# TASK TO CARRY OUT:
Copy out every record below, word for word.

# EXERCISE MATERIAL:
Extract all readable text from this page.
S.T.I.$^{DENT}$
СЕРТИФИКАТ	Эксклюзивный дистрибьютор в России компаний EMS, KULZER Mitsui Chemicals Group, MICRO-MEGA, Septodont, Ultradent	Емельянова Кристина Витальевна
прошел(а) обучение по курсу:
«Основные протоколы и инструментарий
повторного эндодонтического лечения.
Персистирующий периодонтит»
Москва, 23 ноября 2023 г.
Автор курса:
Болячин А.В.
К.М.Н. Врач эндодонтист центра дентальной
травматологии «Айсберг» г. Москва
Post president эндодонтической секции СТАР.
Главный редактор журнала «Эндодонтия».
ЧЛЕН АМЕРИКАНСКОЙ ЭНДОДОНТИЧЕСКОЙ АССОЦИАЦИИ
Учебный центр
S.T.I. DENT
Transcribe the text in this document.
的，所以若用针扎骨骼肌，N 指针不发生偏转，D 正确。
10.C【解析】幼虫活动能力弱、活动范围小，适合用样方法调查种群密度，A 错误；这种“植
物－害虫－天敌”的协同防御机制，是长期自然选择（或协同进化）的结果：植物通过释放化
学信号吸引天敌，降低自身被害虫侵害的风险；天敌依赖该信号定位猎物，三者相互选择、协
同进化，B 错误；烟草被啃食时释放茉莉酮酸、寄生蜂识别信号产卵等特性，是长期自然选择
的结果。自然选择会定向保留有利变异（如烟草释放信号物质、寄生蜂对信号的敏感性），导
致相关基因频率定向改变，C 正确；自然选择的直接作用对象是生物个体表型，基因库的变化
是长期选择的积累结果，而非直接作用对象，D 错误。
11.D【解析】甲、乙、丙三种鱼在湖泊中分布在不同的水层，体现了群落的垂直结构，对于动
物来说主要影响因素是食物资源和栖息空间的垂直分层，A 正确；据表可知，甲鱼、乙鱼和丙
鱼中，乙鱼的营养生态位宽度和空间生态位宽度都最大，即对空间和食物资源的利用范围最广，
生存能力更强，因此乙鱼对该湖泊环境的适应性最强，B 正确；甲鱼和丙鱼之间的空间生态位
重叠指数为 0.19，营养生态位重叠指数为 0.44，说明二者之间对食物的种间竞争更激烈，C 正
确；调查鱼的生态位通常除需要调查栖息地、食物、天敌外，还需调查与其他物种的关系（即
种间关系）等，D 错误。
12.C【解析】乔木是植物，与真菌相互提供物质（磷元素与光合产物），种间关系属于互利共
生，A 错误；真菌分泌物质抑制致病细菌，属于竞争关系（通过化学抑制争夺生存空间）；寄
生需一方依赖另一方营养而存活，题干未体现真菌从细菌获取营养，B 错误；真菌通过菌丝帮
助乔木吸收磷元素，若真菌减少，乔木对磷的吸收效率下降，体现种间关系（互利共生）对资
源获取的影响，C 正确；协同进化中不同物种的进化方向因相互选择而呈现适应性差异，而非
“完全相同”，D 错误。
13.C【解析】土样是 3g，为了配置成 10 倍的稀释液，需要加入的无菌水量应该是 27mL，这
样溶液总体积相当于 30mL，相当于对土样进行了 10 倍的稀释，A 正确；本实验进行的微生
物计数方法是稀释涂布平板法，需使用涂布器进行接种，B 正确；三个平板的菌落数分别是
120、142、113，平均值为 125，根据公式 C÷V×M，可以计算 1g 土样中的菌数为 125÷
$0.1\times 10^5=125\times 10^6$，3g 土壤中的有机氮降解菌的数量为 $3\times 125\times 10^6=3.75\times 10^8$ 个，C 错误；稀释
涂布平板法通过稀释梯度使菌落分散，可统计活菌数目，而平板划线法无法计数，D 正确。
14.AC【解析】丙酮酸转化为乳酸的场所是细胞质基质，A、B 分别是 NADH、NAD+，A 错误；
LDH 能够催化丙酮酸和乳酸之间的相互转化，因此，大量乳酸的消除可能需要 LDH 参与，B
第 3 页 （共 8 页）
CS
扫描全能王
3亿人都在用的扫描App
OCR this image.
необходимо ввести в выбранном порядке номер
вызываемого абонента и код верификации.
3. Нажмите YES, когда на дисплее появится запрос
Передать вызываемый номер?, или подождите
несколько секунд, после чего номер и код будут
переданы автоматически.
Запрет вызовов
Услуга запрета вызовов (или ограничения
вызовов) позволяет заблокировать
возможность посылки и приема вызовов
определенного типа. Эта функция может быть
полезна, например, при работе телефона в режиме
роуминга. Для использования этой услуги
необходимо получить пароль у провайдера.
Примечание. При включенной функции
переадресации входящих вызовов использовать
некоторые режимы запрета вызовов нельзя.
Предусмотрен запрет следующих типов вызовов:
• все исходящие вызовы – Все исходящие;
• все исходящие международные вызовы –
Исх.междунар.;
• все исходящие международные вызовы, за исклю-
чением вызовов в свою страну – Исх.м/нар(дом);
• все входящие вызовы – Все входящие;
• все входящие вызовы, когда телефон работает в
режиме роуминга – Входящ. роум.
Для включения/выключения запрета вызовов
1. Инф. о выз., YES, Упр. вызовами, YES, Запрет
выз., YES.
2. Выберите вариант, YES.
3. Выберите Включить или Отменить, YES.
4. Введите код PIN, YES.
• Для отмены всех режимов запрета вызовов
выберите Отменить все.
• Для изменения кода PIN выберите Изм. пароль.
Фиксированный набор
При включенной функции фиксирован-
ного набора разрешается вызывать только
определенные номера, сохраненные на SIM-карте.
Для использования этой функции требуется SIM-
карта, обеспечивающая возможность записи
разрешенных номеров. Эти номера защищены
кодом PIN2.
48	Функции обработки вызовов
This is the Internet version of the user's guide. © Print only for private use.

# RESPONSE:
Extract all readable text from this page.
S.T.I.$^{DENT}$
СЕРТИФИКАТ	Эксклюзивный дистрибьютор в России компаний EMS, KULZER Mitsui Chemicals Group, MICRO-MEGA, Septodont, Ultradent	Емельянова Кристина Витальевна
прошел(а) обучение по курсу:
«Основные протоколы и инструментарий
повторного эндодонтического лечения.
Персистирующий периодонтит»
Москва, 23 ноября 2023 г.
Автор курса:
Болячин А.В.
К.М.Н. Врач эндодонтист центра дентальной
травматологии «Айсберг» г. Москва
Post president эндодонтической секции СТАР.
Главный редактор журнала «Эндодонтия».
ЧЛЕН АМЕРИКАНСКОЙ ЭНДОДОНТИЧЕСКОЙ АССОЦИАЦИИ
Учебный центр
S.T.I. DENT
Transcribe the text in this document.
的，所以若用针扎骨骼肌，N 指针不发生偏转，D 正确。
10.C【解析】幼虫活动能力弱、活动范围小，适合用样方法调查种群密度，A 错误；这种“植
物－害虫－天敌”的协同防御机制，是长期自然选择（或协同进化）的结果：植物通过释放化
学信号吸引天敌，降低自身被害虫侵害的风险；天敌依赖该信号定位猎物，三者相互选择、协
同进化，B 错误；烟草被啃食时释放茉莉酮酸、寄生蜂识别信号产卵等特性，是长期自然选择
的结果。自然选择会定向保留有利变异（如烟草释放信号物质、寄生蜂对信号的敏感性），导
致相关基因频率定向改变，C 正确；自然选择的直接作用对象是生物个体表型，基因库的变化
是长期选择的积累结果，而非直接作用对象，D 错误。
11.D【解析】甲、乙、丙三种鱼在湖泊中分布在不同的水层，体现了群落的垂直结构，对于动
物来说主要影响因素是食物资源和栖息空间的垂直分层，A 正确；据表可知，甲鱼、乙鱼和丙
鱼中，乙鱼的营养生态位宽度和空间生态位宽度都最大，即对空间和食物资源的利用范围最广，
生存能力更强，因此乙鱼对该湖泊环境的适应性最强，B 正确；甲鱼和丙鱼之间的空间生态位
重叠指数为 0.19，营养生态位重叠指数为 0.44，说明二者之间对食物的种间竞争更激烈，C 正
确；调查鱼的生态位通常除需要调查栖息地、食物、天敌外，还需调查与其他物种的关系（即
种间关系）等，D 错误。
12.C【解析】乔木是植物，与真菌相互提供物质（磷元素与光合产物），种间关系属于互利共
生，A 错误；真菌分泌物质抑制致病细菌，属于竞争关系（通过化学抑制争夺生存空间）；寄
生需一方依赖另一方营养而存活，题干未体现真菌从细菌获取营养，B 错误；真菌通过菌丝帮
助乔木吸收磷元素，若真菌减少，乔木对磷的吸收效率下降，体现种间关系（互利共生）对资
源获取的影响，C 正确；协同进化中不同物种的进化方向因相互选择而呈现适应性差异，而非
“完全相同”，D 错误。
13.C【解析】土样是 3g，为了配置成 10 倍的稀释液，需要加入的无菌水量应该是 27mL，这
样溶液总体积相当于 30mL，相当于对土样进行了 10 倍的稀释，A 正确；本实验进行的微生
物计数方法是稀释涂布平板法，需使用涂布器进行接种，B 正确；三个平板的菌落数分别是
120、142、113，平均值为 125，根据公式 C÷V×M，可以计算 1g 土样中的菌数为 125÷
$0.1\times 10^5=125\times 10^6$，3g 土壤中的有机氮降解菌的数量为 $3\times 125\times 10^6=3.75\times 10^8$ 个，C 错误；稀释
涂布平板法通过稀释梯度使菌落分散，可统计活菌数目，而平板划线法无法计数，D 正确。
14.AC【解析】丙酮酸转化为乳酸的场所是细胞质基质，A、B 分别是 NADH、NAD+，A 错误；
LDH 能够催化丙酮酸和乳酸之间的相互转化，因此，大量乳酸的消除可能需要 LDH 参与，B
第 3 页 （共 8 页）
CS
扫描全能王
3亿人都在用的扫描App
OCR this image.
необходимо ввести в выбранном порядке номер
вызываемого абонента и код верификации.
3. Нажмите YES, когда на дисплее появится запрос
Передать вызываемый номер?, или подождите
несколько секунд, после чего номер и код будут
переданы автоматически.
Запрет вызовов
Услуга запрета вызовов (или ограничения
вызовов) позволяет заблокировать
возможность посылки и приема вызовов
определенного типа. Эта функция может быть
полезна, например, при работе телефона в режиме
роуминга. Для использования этой услуги
необходимо получить пароль у провайдера.
Примечание. При включенной функции
переадресации входящих вызовов использовать
некоторые режимы запрета вызовов нельзя.
Предусмотрен запрет следующих типов вызовов:
• все исходящие вызовы – Все исходящие;
• все исходящие международные вызовы –
Исх.междунар.;
• все исходящие международные вызовы, за исклю-
чением вызовов в свою страну – Исх.м/нар(дом);
• все входящие вызовы – Все входящие;
• все входящие вызовы, когда телефон работает в
режиме роуминга – Входящ. роум.
Для включения/выключения запрета вызовов
1. Инф. о выз., YES, Упр. вызовами, YES, Запрет
выз., YES.
2. Выберите вариант, YES.
3. Выберите Включить или Отменить, YES.
4. Введите код PIN, YES.
• Для отмены всех режимов запрета вызовов
выберите Отменить все.
• Для изменения кода PIN выберите Изм. пароль.
Фиксированный набор
При включенной функции фиксирован-
ного набора разрешается вызывать только
определенные номера, сохраненные на SIM-карте.
Для использования этой функции требуется SIM-
карта, обеспечивающая возможность записи
разрешенных номеров. Эти номера защищены
кодом PIN2.
48	Функции обработки вызовов
This is the Internet version of the user's guide. © Print only for private use.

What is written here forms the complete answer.